> PROVIDED MATERIAL
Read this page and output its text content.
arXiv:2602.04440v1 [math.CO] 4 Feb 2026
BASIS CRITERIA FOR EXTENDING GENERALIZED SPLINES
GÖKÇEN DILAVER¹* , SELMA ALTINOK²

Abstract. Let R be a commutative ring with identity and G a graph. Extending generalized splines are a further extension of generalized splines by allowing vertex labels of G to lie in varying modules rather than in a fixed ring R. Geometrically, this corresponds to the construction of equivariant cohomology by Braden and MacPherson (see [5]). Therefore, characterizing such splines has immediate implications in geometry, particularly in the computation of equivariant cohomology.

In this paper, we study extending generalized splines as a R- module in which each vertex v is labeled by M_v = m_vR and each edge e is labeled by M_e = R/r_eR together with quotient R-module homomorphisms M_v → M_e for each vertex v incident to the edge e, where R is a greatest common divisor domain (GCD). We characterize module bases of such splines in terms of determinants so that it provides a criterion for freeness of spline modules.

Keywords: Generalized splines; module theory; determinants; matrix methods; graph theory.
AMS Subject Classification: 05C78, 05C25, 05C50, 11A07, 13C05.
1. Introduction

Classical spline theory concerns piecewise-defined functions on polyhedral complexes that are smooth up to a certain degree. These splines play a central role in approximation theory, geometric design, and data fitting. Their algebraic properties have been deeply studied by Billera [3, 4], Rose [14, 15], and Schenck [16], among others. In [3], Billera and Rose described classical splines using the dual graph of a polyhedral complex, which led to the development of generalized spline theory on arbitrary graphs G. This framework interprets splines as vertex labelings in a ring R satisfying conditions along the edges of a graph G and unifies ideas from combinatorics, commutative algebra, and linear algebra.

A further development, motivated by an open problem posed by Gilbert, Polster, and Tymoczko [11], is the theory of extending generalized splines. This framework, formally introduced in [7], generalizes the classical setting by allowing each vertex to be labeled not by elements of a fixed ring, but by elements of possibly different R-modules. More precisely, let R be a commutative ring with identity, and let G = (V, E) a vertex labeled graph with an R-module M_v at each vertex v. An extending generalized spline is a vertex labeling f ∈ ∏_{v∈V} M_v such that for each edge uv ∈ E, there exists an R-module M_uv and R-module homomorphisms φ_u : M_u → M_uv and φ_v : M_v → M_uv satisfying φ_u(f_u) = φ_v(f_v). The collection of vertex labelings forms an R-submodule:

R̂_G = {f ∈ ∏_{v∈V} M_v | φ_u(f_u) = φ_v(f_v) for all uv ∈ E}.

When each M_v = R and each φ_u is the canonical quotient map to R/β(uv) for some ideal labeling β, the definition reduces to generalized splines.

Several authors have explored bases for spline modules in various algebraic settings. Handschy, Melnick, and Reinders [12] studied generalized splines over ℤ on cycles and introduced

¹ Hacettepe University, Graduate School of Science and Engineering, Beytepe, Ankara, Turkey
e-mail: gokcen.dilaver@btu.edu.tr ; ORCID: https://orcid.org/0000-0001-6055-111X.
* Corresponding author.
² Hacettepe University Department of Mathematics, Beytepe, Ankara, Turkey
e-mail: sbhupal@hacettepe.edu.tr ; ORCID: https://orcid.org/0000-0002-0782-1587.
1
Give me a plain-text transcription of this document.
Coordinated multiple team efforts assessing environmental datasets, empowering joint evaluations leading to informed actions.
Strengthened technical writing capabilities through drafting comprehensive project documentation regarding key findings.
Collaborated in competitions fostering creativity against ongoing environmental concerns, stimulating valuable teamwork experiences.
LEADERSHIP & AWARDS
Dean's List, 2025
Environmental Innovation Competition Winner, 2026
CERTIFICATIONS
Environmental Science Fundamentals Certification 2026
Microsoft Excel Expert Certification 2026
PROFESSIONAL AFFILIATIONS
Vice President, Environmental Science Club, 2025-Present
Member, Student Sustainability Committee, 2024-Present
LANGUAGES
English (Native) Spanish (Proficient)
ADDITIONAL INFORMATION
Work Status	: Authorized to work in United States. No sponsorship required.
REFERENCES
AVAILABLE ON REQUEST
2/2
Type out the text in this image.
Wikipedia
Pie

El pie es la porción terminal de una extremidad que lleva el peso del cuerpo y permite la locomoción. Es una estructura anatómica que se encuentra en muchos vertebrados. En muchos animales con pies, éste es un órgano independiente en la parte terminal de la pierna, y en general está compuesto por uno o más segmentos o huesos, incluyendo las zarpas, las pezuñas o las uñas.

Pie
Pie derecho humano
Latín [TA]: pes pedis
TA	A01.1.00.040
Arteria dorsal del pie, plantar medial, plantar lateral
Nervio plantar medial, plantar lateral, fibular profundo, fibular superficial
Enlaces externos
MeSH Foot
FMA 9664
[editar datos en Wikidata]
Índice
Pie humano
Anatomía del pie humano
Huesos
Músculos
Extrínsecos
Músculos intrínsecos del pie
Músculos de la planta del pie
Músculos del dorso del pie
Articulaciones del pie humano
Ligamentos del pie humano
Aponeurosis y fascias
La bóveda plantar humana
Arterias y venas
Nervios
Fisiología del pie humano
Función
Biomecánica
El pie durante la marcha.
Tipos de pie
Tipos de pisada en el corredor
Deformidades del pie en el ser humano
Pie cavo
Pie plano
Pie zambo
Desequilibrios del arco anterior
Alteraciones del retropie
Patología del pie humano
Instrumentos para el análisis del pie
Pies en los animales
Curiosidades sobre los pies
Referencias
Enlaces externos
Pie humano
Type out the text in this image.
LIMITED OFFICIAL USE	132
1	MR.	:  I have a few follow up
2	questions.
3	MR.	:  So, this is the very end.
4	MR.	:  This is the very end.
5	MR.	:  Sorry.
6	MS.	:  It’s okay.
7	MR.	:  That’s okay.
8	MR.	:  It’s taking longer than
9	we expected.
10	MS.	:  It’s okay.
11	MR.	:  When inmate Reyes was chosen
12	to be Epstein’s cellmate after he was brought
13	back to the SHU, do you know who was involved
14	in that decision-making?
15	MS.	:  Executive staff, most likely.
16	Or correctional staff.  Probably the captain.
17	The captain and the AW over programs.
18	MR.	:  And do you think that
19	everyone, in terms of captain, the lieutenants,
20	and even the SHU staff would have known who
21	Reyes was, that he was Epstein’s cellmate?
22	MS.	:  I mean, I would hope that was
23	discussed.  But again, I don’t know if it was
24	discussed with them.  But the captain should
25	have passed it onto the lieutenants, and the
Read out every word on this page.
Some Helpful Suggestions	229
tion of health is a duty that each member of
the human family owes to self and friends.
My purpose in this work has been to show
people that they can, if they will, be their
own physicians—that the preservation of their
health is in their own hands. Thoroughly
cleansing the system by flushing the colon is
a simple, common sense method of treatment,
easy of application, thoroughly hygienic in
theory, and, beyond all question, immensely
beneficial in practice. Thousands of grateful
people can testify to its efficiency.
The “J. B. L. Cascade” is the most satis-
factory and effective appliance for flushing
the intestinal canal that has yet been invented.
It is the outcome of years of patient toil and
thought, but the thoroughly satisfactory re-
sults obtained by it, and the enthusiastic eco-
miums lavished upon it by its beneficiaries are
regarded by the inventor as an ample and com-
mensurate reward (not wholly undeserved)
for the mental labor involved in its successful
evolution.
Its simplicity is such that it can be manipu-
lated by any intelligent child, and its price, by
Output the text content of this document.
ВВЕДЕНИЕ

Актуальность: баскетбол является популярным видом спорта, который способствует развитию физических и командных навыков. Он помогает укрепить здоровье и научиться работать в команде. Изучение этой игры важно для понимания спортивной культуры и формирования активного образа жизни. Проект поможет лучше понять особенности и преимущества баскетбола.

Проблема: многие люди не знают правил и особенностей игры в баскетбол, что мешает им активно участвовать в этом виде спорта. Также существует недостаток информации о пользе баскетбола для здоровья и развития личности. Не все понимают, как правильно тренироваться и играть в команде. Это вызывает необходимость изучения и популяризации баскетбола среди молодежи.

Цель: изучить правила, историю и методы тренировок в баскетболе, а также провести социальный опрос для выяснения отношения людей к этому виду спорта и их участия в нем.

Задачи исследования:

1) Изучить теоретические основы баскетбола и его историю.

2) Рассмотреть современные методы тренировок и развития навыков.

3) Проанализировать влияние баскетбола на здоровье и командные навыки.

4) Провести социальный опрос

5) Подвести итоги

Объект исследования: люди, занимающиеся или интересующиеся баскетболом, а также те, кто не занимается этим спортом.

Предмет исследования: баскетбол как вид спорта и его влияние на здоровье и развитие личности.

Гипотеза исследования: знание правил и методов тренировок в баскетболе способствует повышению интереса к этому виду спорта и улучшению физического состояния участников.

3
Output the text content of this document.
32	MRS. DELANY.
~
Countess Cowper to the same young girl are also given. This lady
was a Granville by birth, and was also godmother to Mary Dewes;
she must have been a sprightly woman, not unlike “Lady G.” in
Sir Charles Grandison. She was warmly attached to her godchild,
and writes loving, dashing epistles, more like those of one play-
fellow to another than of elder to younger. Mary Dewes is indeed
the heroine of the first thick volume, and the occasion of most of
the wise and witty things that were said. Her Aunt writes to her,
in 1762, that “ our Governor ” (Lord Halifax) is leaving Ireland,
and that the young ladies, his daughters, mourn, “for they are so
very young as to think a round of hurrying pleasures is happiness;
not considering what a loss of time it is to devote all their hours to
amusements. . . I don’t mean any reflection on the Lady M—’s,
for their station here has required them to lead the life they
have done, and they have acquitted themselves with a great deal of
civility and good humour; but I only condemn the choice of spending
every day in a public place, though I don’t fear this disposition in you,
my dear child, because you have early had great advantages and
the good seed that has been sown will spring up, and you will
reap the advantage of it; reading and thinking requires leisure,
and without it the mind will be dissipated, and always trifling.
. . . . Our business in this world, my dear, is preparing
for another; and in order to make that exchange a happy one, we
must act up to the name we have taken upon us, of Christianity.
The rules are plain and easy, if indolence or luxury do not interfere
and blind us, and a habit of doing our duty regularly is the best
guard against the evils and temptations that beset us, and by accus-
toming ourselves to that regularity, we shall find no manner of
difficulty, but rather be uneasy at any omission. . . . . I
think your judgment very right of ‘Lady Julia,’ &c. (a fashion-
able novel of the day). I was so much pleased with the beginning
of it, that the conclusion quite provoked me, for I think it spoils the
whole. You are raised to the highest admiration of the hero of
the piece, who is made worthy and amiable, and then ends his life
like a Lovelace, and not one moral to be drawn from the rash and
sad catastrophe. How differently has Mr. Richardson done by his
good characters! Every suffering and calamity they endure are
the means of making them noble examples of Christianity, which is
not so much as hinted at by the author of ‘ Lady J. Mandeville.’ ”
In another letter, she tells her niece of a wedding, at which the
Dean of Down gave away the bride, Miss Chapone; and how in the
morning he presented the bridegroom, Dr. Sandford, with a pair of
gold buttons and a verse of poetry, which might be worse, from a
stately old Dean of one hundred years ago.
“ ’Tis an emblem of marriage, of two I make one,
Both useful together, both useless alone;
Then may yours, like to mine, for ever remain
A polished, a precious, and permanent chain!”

> EXERCISE TASK
State how many lines of the listing above include the word "When". Give nothing but the number.

> RESPONSE BELOW
2